**Work required**
Pick out each line of the records in which the word "darurat" appears.

**Data records**

[Start]

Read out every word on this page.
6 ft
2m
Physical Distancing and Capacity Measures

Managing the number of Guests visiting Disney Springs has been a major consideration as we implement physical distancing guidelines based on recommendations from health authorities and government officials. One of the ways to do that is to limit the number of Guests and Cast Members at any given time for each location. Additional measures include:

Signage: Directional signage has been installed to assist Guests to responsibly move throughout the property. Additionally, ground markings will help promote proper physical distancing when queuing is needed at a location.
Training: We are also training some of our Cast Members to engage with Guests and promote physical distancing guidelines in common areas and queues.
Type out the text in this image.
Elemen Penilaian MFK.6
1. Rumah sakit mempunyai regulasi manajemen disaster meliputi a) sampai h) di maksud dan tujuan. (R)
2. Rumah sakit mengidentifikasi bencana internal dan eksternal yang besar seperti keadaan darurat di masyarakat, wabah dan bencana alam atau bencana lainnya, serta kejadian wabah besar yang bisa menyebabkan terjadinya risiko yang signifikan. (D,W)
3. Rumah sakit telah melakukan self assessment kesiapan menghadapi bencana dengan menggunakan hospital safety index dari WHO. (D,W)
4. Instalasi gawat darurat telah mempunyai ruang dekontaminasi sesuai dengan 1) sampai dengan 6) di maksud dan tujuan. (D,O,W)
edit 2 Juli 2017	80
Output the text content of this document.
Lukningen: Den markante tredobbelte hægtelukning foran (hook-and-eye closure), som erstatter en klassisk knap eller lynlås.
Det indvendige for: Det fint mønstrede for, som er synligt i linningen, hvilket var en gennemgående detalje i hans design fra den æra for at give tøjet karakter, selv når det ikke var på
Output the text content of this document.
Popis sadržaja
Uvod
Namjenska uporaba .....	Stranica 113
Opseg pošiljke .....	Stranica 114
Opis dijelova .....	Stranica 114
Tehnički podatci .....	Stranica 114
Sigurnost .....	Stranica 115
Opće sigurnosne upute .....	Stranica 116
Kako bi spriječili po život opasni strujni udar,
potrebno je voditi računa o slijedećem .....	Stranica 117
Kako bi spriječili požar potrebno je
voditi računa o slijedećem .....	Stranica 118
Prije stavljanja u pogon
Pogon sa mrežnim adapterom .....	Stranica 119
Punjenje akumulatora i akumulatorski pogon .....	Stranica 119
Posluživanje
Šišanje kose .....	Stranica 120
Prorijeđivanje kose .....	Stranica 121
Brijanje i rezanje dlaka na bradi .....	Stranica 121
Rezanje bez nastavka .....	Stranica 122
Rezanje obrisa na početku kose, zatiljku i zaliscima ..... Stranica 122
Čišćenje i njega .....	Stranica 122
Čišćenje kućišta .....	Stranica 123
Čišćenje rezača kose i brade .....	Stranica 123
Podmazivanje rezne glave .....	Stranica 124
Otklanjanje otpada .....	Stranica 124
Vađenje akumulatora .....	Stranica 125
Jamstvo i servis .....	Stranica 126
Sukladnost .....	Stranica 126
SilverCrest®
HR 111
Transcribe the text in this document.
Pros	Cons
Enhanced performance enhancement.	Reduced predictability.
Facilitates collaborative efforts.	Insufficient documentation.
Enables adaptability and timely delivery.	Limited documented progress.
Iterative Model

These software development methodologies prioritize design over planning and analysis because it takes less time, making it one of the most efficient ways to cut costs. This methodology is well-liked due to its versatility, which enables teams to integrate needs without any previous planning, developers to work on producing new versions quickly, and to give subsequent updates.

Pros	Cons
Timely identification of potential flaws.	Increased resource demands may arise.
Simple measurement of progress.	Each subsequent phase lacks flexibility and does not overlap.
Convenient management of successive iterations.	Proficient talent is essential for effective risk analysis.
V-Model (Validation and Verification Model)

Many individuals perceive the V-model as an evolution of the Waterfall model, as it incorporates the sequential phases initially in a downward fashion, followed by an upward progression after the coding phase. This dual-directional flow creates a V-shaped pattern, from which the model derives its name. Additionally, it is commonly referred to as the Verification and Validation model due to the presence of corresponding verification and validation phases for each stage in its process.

[End]

**Final result**
2. Rumah sakit mengidentifikasi bencana internal dan eksternal yang besar seperti keadaan darurat di masyarakat, wabah dan bencana alam atau bencana lainnya, serta kejadian wabah besar yang bisa menyebabkan terjadinya risiko yang signifikan. (D,W)
4. Instalasi gawat darurat telah mempunyai ruang dekontaminasi sesuai dengan 1) sampai dengan 6) di maksud dan tujuan. (D,O,W)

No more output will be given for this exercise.